▸ **Exercise aim**
Return the records, each one exactly as written.

--- Start Working data ---

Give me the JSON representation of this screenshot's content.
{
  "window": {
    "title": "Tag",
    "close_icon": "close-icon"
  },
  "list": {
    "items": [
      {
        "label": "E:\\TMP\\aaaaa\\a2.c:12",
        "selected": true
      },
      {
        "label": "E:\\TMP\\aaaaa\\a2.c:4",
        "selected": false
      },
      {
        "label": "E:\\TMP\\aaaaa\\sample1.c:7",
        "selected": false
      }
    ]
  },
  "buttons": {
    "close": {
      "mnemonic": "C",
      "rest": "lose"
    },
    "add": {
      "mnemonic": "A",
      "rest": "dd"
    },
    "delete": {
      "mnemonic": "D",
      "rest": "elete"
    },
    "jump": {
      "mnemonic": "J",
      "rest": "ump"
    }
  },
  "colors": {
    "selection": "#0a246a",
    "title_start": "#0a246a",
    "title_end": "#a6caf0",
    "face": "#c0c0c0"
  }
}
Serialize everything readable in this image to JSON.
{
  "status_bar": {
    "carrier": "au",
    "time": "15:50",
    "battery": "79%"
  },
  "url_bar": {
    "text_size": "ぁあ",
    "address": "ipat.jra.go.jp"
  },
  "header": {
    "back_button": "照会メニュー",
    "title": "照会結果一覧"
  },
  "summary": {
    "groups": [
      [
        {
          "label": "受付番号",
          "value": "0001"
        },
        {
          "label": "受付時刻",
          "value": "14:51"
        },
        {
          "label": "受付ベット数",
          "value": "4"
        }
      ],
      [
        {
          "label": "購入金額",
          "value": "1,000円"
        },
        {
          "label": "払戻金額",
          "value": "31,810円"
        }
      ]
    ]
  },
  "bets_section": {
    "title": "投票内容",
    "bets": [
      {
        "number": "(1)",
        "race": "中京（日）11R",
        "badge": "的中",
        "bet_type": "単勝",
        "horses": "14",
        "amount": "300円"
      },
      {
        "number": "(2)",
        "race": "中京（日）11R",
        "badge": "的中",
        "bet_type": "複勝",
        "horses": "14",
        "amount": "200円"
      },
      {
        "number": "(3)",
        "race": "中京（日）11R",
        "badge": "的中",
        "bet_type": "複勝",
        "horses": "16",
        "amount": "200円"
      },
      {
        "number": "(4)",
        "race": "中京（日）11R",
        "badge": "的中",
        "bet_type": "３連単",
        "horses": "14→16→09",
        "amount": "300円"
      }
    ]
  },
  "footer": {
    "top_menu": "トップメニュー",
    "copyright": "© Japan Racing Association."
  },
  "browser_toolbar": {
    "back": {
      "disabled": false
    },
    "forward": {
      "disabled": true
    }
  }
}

--- End Working data ---

▸ **Exercise output**
Give me the JSON representation of this screenshot's content.
{
  "window": {
    "title": "Tag",
    "close_icon": "close-icon"
  },
  "list": {
    "items": [
      {
        "label": "E:\\TMP\\aaaaa\\a2.c:12",
        "selected": true
      },
      {
        "label": "E:\\TMP\\aaaaa\\a2.c:4",
        "selected": false
      },
      {
        "label": "E:\\TMP\\aaaaa\\sample1.c:7",
        "selected": false
      }
    ]
  },
  "buttons": {
    "close": {
      "mnemonic": "C",
      "rest": "lose"
    },
    "add": {
      "mnemonic": "A",
      "rest": "dd"
    },
    "delete": {
      "mnemonic": "D",
      "rest": "elete"
    },
    "jump": {
      "mnemonic": "J",
      "rest": "ump"
    }
  },
  "colors": {
    "selection": "#0a246a",
    "title_start": "#0a246a",
    "title_end": "#a6caf0",
    "face": "#c0c0c0"
  }
}
Serialize everything readable in this image to JSON.
{
  "status_bar": {
    "carrier": "au",
    "time": "15:50",
    "battery": "79%"
  },
  "url_bar": {
    "text_size": "ぁあ",
    "address": "ipat.jra.go.jp"
  },
  "header": {
    "back_button": "照会メニュー",
    "title": "照会結果一覧"
  },
  "summary": {
    "groups": [
      [
        {
          "label": "受付番号",
          "value": "0001"
        },
        {
          "label": "受付時刻",
          "value": "14:51"
        },
        {
          "label": "受付ベット数",
          "value": "4"
        }
      ],
      [
        {
          "label": "購入金額",
          "value": "1,000円"
        },
        {
          "label": "払戻金額",
          "value": "31,810円"
        }
      ]
    ]
  },
  "bets_section": {
    "title": "投票内容",
    "bets": [
      {
        "number": "(1)",
        "race": "中京（日）11R",
        "badge": "的中",
        "bet_type": "単勝",
        "horses": "14",
        "amount": "300円"
      },
      {
        "number": "(2)",
        "race": "中京（日）11R",
        "badge": "的中",
        "bet_type": "複勝",
        "horses": "14",
        "amount": "200円"
      },
      {
        "number": "(3)",
        "race": "中京（日）11R",
        "badge": "的中",
        "bet_type": "複勝",
        "horses": "16",
        "amount": "200円"
      },
      {
        "number": "(4)",
        "race": "中京（日）11R",
        "badge": "的中",
        "bet_type": "３連単",
        "horses": "14→16→09",
        "amount": "300円"
      }
    ]
  },
  "footer": {
    "top_menu": "トップメニュー",
    "copyright": "© Japan Racing Association."
  },
  "browser_toolbar": {
    "back": {
      "disabled": false
    },
    "forward": {
      "disabled": true
    }
  }
}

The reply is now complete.